-- begin ROWS --

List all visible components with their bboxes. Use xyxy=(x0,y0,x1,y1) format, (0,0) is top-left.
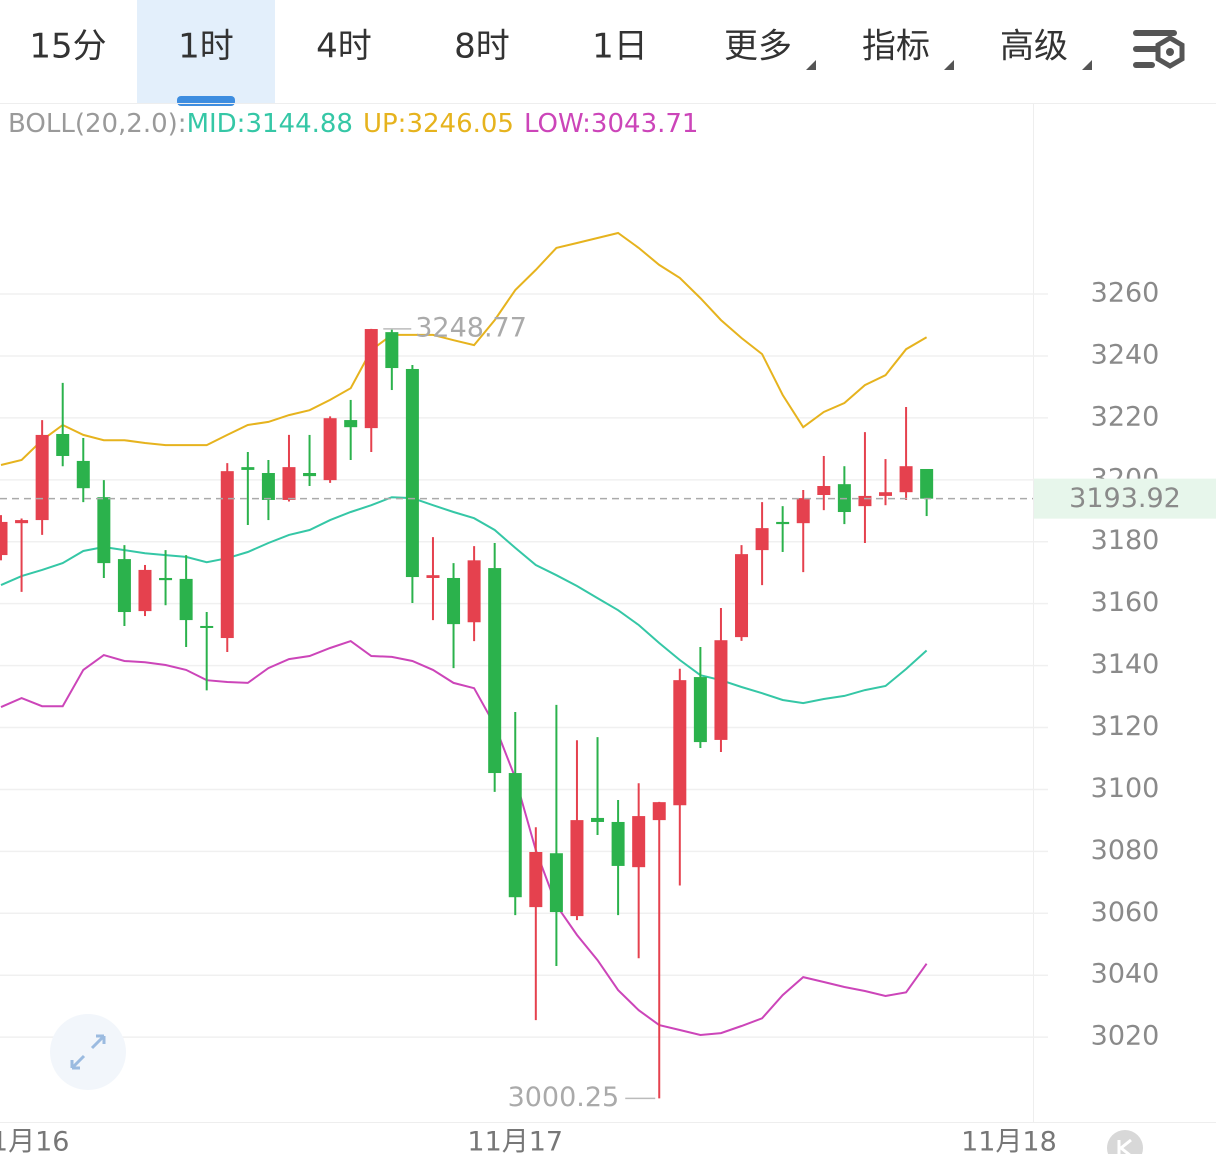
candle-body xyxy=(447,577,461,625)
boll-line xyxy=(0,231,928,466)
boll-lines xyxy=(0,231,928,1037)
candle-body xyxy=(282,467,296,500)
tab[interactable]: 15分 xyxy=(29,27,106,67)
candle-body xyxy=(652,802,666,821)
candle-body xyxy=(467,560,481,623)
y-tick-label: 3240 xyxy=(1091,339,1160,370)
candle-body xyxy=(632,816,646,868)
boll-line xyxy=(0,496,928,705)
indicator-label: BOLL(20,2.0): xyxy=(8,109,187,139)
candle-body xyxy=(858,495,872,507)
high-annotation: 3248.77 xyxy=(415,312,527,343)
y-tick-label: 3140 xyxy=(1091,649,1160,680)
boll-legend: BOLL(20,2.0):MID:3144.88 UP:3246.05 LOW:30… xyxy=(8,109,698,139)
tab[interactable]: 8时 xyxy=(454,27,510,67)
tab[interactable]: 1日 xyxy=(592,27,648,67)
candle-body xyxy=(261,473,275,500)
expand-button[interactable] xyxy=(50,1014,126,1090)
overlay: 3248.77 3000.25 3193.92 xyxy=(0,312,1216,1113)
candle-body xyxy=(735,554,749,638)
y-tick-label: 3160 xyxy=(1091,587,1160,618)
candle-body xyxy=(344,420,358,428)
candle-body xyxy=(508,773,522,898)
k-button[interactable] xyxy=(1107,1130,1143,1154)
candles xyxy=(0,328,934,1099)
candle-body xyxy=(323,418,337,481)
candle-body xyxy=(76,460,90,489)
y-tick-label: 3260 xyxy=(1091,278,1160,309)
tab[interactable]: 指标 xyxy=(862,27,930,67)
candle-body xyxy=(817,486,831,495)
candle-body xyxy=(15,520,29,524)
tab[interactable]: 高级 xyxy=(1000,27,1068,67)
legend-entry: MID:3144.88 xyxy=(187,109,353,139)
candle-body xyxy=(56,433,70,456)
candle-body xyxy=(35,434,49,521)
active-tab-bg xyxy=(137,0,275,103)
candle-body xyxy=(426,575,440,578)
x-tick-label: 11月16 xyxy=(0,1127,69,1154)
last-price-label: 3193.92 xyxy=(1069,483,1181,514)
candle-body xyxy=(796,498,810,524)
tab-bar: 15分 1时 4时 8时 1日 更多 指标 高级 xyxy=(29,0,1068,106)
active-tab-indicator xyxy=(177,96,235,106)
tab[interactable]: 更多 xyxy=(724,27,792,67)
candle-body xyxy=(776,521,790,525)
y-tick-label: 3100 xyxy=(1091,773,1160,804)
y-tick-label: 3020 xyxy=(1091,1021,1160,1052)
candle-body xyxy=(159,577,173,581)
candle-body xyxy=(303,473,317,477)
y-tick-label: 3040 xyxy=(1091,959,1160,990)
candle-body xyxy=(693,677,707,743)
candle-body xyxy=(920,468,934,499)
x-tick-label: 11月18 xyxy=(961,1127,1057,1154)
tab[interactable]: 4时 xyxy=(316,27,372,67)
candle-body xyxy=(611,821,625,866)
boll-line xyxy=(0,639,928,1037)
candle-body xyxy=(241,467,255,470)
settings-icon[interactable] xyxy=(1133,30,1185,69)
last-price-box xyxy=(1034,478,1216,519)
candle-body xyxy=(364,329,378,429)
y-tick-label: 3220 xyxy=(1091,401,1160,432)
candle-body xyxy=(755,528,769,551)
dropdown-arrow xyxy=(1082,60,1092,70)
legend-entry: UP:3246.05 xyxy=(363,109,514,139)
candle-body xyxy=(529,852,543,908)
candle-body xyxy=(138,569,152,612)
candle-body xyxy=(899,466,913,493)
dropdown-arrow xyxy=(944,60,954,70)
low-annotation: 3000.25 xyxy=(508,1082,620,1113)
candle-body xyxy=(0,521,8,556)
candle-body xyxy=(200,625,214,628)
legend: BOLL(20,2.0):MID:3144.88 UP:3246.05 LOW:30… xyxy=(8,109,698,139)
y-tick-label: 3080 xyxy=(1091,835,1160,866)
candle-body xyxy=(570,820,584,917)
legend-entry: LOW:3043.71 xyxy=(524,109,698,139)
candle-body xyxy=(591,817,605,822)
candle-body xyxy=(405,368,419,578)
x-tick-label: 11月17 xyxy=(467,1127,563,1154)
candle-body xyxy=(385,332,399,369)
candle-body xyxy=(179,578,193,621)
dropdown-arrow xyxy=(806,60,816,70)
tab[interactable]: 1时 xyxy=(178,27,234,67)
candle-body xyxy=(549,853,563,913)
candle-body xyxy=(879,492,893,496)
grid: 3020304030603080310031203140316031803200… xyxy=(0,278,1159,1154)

-- end ROWS --

- **SHORT PROBLEM**
Format every line of the items above as a Markdown table with a row number column titled "Row" and a column titled "Entry" for the line itself. Skip blank lines, and leave the pictures out of the answer.

- **FINAL RESULT**
| Row | Entry |
|---|---|
| 1 | List all visible components with their bboxes. Use xyxy=(x0,y0,x1,y1) format, (0,0) is top-left. |
| 2 | candle-body xyxy=(447,577,461,625) |
| 3 | boll-line xyxy=(0,231,928,466) |
| 4 | boll-lines xyxy=(0,231,928,1037) |
| 5 | candle-body xyxy=(282,467,296,500) |
| 6 | tab[interactable]: 15分 xyxy=(29,27,106,67) |
| 7 | candle-body xyxy=(652,802,666,821) |
| 8 | candle-body xyxy=(467,560,481,623) |
| 9 | y-tick-label: 3240 xyxy=(1091,339,1160,370) |
| 10 | candle-body xyxy=(632,816,646,868) |
| 11 | boll-line xyxy=(0,496,928,705) |
| 12 | indicator-label: BOLL(20,2.0): xyxy=(8,109,187,139) |
| 13 | candle-body xyxy=(858,495,872,507) |
| 14 | high-annotation: 3248.77 xyxy=(415,312,527,343) |
| 15 | y-tick-label: 3140 xyxy=(1091,649,1160,680) |
| 16 | boll-legend: BOLL(20,2.0):MID:3144.88 UP:3246.05 LOW:30… xyxy=(8,109,698,139) |
| 17 | tab[interactable]: 8时 xyxy=(454,27,510,67) |
| 18 | tab[interactable]: 1日 xyxy=(592,27,648,67) |
| 19 | candle-body xyxy=(261,473,275,500) |
| 20 | expand-button[interactable] xyxy=(50,1014,126,1090) |
| 21 | overlay: 3248.77 3000.25 3193.92 xyxy=(0,312,1216,1113) |
| 22 | candle-body xyxy=(735,554,749,638) |
| 23 | y-tick-label: 3160 xyxy=(1091,587,1160,618) |
| 24 | candle-body xyxy=(344,420,358,428) |
| 25 | candle-body xyxy=(508,773,522,898) |
| 26 | k-button[interactable] xyxy=(1107,1130,1143,1154) |
| 27 | candles xyxy=(0,328,934,1099) |
| 28 | candle-body xyxy=(323,418,337,481) |
| 29 | candle-body xyxy=(76,460,90,489) |
| 30 | y-tick-label: 3260 xyxy=(1091,278,1160,309) |
| 31 | tab[interactable]: 指标 xyxy=(862,27,930,67) |
| 32 | candle-body xyxy=(817,486,831,495) |
| 33 | candle-body xyxy=(15,520,29,524) |
| 34 | tab[interactable]: 高级 xyxy=(1000,27,1068,67) |
| 35 | legend-entry: MID:3144.88 xyxy=(187,109,353,139) |
| 36 | candle-body xyxy=(56,433,70,456) |
| 37 | candle-body xyxy=(35,434,49,521) |
| 38 | active-tab-bg xyxy=(137,0,275,103) |
| 39 | candle-body xyxy=(426,575,440,578) |
| 40 | x-tick-label: 11月16 xyxy=(0,1127,69,1154) |
| 41 | last-price-label: 3193.92 xyxy=(1069,483,1181,514) |
| 42 | candle-body xyxy=(796,498,810,524) |
| 43 | tab-bar: 15分 1时 4时 8时 1日 更多 指标 高级 xyxy=(29,0,1068,106) |
| 44 | active-tab-indicator xyxy=(177,96,235,106) |
| 45 | tab[interactable]: 更多 xyxy=(724,27,792,67) |
| 46 | candle-body xyxy=(776,521,790,525) |
| 47 | y-tick-label: 3100 xyxy=(1091,773,1160,804) |
| 48 | y-tick-label: 3020 xyxy=(1091,1021,1160,1052) |
| 49 | candle-body xyxy=(159,577,173,581) |
| 50 | candle-body xyxy=(303,473,317,477) |
| 51 | y-tick-label: 3040 xyxy=(1091,959,1160,990) |
| 52 | candle-body xyxy=(693,677,707,743) |
| 53 | candle-body xyxy=(920,468,934,499) |
| 54 | x-tick-label: 11月18 xyxy=(961,1127,1057,1154) |
| 55 | tab[interactable]: 4时 xyxy=(316,27,372,67) |
| 56 | candle-body xyxy=(611,821,625,866) |
| 57 | boll-line xyxy=(0,639,928,1037) |
| 58 | candle-body xyxy=(241,467,255,470) |
| 59 | settings-icon[interactable] xyxy=(1133,30,1185,69) |
| 60 | last-price-box xyxy=(1034,478,1216,519) |
| 61 | candle-body xyxy=(364,329,378,429) |
| 62 | y-tick-label: 3220 xyxy=(1091,401,1160,432) |
| 63 | candle-body xyxy=(755,528,769,551) |
| 64 | dropdown-arrow xyxy=(1082,60,1092,70) |
| 65 | legend-entry: UP:3246.05 xyxy=(363,109,514,139) |
| 66 | candle-body xyxy=(529,852,543,908) |
| 67 | candle-body xyxy=(138,569,152,612) |
| 68 | candle-body xyxy=(899,466,913,493) |
| 69 | dropdown-arrow xyxy=(944,60,954,70) |
| 70 | low-annotation: 3000.25 xyxy=(508,1082,620,1113) |
| 71 | candle-body xyxy=(0,521,8,556) |
| 72 | candle-body xyxy=(200,625,214,628) |
| 73 | legend: BOLL(20,2.0):MID:3144.88 UP:3246.05 LOW:30… xyxy=(8,109,698,139) |
| 74 | y-tick-label: 3080 xyxy=(1091,835,1160,866) |
| 75 | candle-body xyxy=(570,820,584,917) |
| 76 | legend-entry: LOW:3043.71 xyxy=(524,109,698,139) |
| 77 | candle-body xyxy=(591,817,605,822) |
| 78 | candle-body xyxy=(405,368,419,578) |
| 79 | x-tick-label: 11月17 xyxy=(467,1127,563,1154) |
| 80 | candle-body xyxy=(385,332,399,369) |
| 81 | candle-body xyxy=(179,578,193,621) |
| 82 | dropdown-arrow xyxy=(806,60,816,70) |
| 83 | tab[interactable]: 1时 xyxy=(178,27,234,67) |
| 84 | candle-body xyxy=(549,853,563,913) |
| 85 | candle-body xyxy=(879,492,893,496) |
| 86 | grid: 3020304030603080310031203140316031803200… xyxy=(0,278,1159,1154) |